### Record extracts
• • • • •
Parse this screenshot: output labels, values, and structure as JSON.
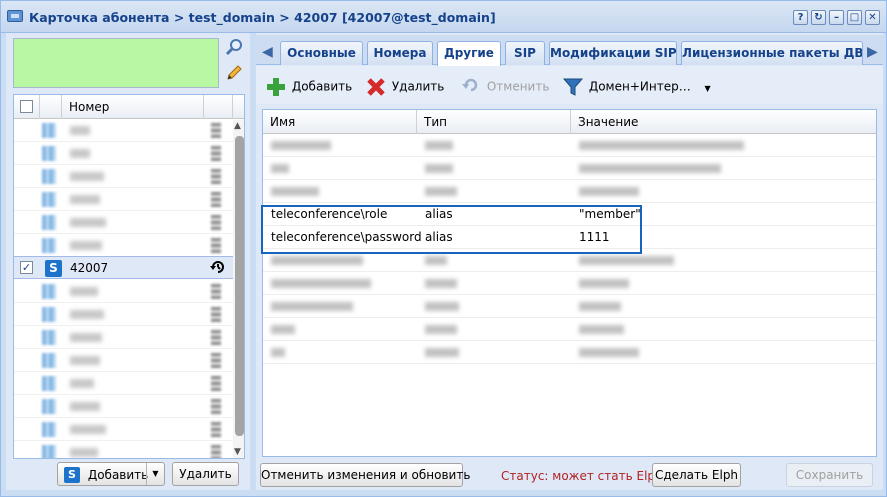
{
  "window": {
    "title": "Карточка абонента > test_domain > 42007 [42007@test_domain]"
  },
  "title_buttons": [
    "?",
    "↻",
    "–",
    "□",
    "✕"
  ],
  "left": {
    "search_icon": "search-icon",
    "edit_icon": "pencil-icon",
    "column_header": "Номер",
    "selected_row": {
      "number": "42007",
      "badge": "S"
    },
    "add_button": "Добавить",
    "delete_button": "Удалить"
  },
  "tabs": [
    {
      "label": "Основные",
      "active": false
    },
    {
      "label": "Номера",
      "active": false
    },
    {
      "label": "Другие",
      "active": true
    },
    {
      "label": "SIP",
      "active": false
    },
    {
      "label": "Модификации SIP",
      "active": false
    },
    {
      "label": "Лицензионные пакеты ДВО",
      "active": false
    }
  ],
  "toolbar": {
    "add": "Добавить",
    "delete": "Удалить",
    "cancel": "Отменить",
    "filter": "Домен+Интер…"
  },
  "grid": {
    "columns": [
      "Имя",
      "Тип",
      "Значение"
    ],
    "visible_rows": [
      {
        "name": "teleconference\\role",
        "type": "alias",
        "value": "\"member\""
      },
      {
        "name": "teleconference\\password",
        "type": "alias",
        "value": "1111"
      }
    ]
  },
  "footer": {
    "refresh_button": "Отменить изменения и обновить",
    "status": "Статус: может стать Elph",
    "make_elph_button": "Сделать Elph",
    "save_button": "Сохранить"
  },
  "colors": {
    "accent": "#15428b",
    "filter_box": "#b9f7a3",
    "highlight": "#1565c0",
    "status": "#b22222"
  }
}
• • • • •
### Requirement
Give the number of lines above in which the word "icon" occurs, with nothing else.

### Answer for this exercise
2